Challenge: Copy the lines below as they are; omit the images they contain.

Rows from a figure dataset:
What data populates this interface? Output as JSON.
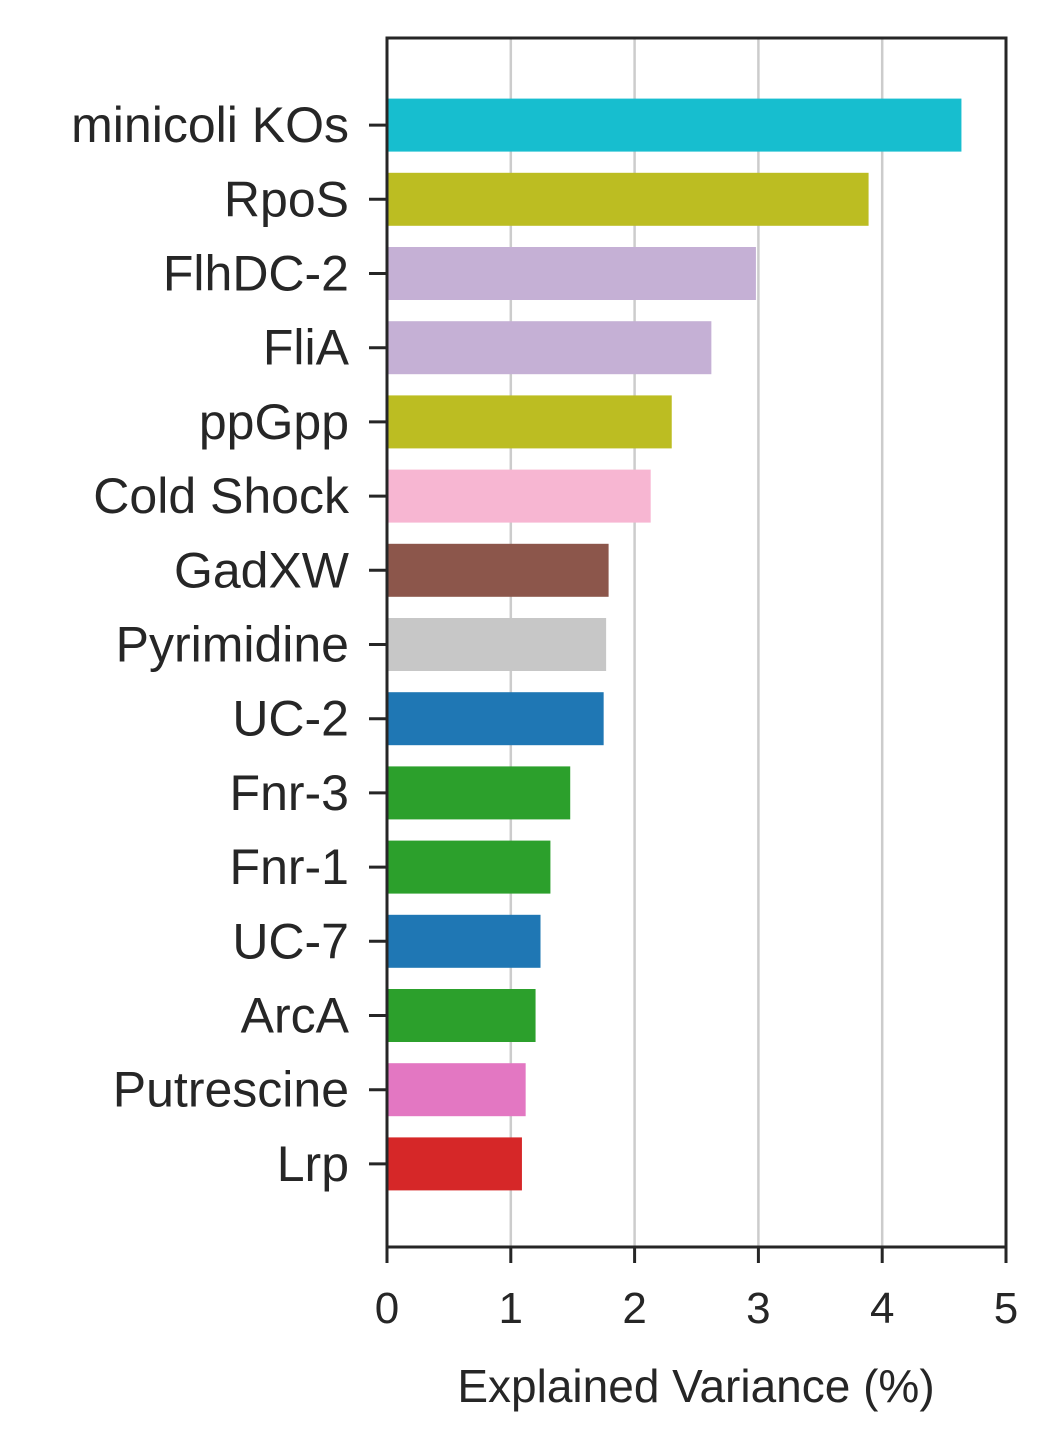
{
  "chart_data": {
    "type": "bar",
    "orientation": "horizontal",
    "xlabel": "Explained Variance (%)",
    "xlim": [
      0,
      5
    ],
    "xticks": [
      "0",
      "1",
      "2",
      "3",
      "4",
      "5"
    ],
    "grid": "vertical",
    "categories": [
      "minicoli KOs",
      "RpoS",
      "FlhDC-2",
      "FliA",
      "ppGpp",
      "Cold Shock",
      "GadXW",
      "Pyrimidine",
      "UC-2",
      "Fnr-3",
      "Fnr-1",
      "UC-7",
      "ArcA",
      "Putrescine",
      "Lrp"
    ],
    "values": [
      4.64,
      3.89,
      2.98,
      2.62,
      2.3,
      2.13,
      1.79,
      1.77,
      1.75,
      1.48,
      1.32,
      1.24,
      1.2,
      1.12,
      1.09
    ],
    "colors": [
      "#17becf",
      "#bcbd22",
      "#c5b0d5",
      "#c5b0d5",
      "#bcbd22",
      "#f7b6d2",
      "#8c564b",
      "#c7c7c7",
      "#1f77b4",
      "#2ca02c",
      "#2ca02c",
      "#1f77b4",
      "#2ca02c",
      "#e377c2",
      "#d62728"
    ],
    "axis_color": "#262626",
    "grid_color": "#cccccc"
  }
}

Full output:
What data populates this interface? Output as JSON.
{
  "chart_data": {
    "type": "bar",
    "orientation": "horizontal",
    "xlabel": "Explained Variance (%)",
    "xlim": [
      0,
      5
    ],
    "xticks": [
      "0",
      "1",
      "2",
      "3",
      "4",
      "5"
    ],
    "grid": "vertical",
    "categories": [
      "minicoli KOs",
      "RpoS",
      "FlhDC-2",
      "FliA",
      "ppGpp",
      "Cold Shock",
      "GadXW",
      "Pyrimidine",
      "UC-2",
      "Fnr-3",
      "Fnr-1",
      "UC-7",
      "ArcA",
      "Putrescine",
      "Lrp"
    ],
    "values": [
      4.64,
      3.89,
      2.98,
      2.62,
      2.3,
      2.13,
      1.79,
      1.77,
      1.75,
      1.48,
      1.32,
      1.24,
      1.2,
      1.12,
      1.09
    ],
    "colors": [
      "#17becf",
      "#bcbd22",
      "#c5b0d5",
      "#c5b0d5",
      "#bcbd22",
      "#f7b6d2",
      "#8c564b",
      "#c7c7c7",
      "#1f77b4",
      "#2ca02c",
      "#2ca02c",
      "#1f77b4",
      "#2ca02c",
      "#e377c2",
      "#d62728"
    ],
    "axis_color": "#262626",
    "grid_color": "#cccccc"
  }
}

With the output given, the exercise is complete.